[begin Source material]

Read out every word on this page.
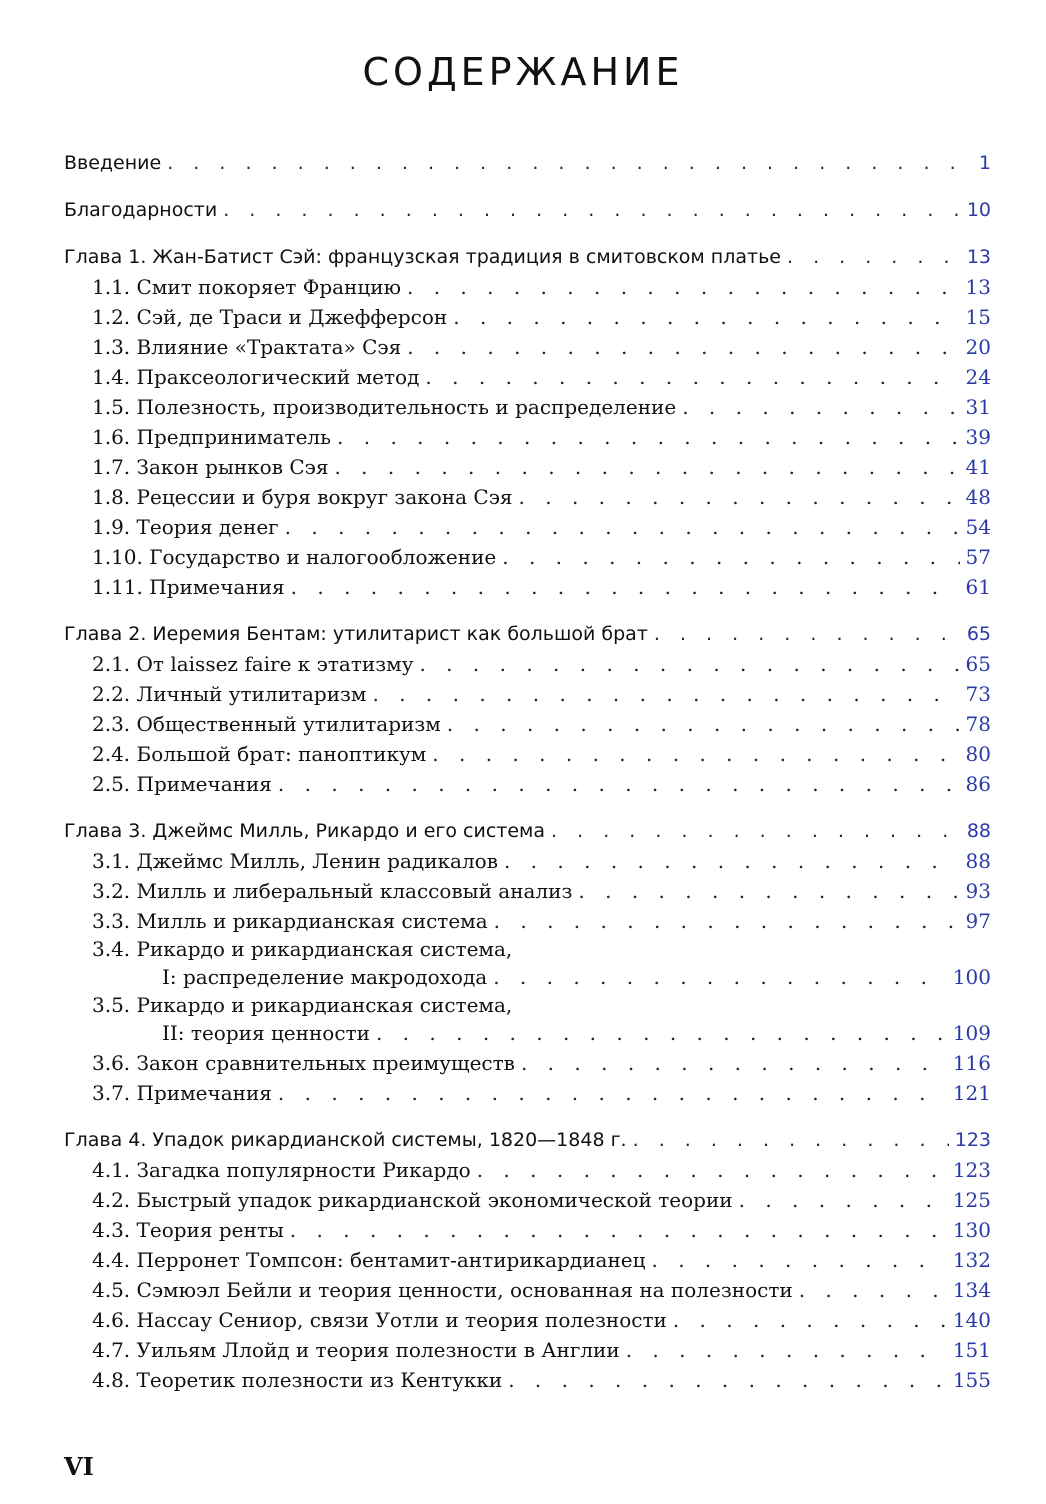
СОДЕРЖАНИЕ
Введение . . .	1
Благодарности . . .	10
Глава 1. Жан-Батист Сэй: французская традиция в смитовском платье . . .	13
1.1. Смит покоряет Францию . . .	13
1.2. Сэй, де Траси и Джефферсон . . .	15
1.3. Влияние «Трактата» Сэя . . .	20
1.4. Праксеологический метод . . .	24
1.5. Полезность, производительность и распределение . . .	31
1.6. Предприниматель . . .	39
1.7. Закон рынков Сэя . . .	41
1.8. Рецессии и буря вокруг закона Сэя . . .	48
1.9. Теория денег . . .	54
1.10. Государство и налогообложение . . .	57
1.11. Примечания . . .	61
Глава 2. Иеремия Бентам: утилитарист как большой брат . . .	65
2.1. От laissez faire к этатизму . . .	65
2.2. Личный утилитаризм . . .	73
2.3. Общественный утилитаризм . . .	78
2.4. Большой брат: паноптикум . . .	80
2.5. Примечания . . .	86
Глава 3. Джеймс Милль, Рикардо и его система . . .	88
3.1. Джеймс Милль, Ленин радикалов . . .	88
3.2. Милль и либеральный классовый анализ . . .	93
3.3. Милль и рикардианская система . . .	97
3.4. Рикардо и рикардианская система,
I: распределение макродохода . . .	100
3.5. Рикардо и рикардианская система,
II: теория ценности . . .	109
3.6. Закон сравнительных преимуществ . . .	116
3.7. Примечания . . .	121
Глава 4. Упадок рикардианской системы, 1820—1848 г. . . .	123
4.1. Загадка популярности Рикардо . . .	123
4.2. Быстрый упадок рикардианской экономической теории . . .	125
4.3. Теория ренты . . .	130
4.4. Перронет Томпсон: бентамит-антирикардианец . . .	132
4.5. Сэмюэл Бейли и теория ценности, основанная на полезности . . .	134
4.6. Нассау Сениор, связи Уотли и теория полезности . . .	140
4.7. Уильям Ллойд и теория полезности в Англии . . .	151
4.8. Теоретик полезности из Кентукки . . .	155
VI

[end Source material]

What the exercise asks:
Going over the lines above, work out how many include "полезности", then give only that number.

Result of the exercise:
4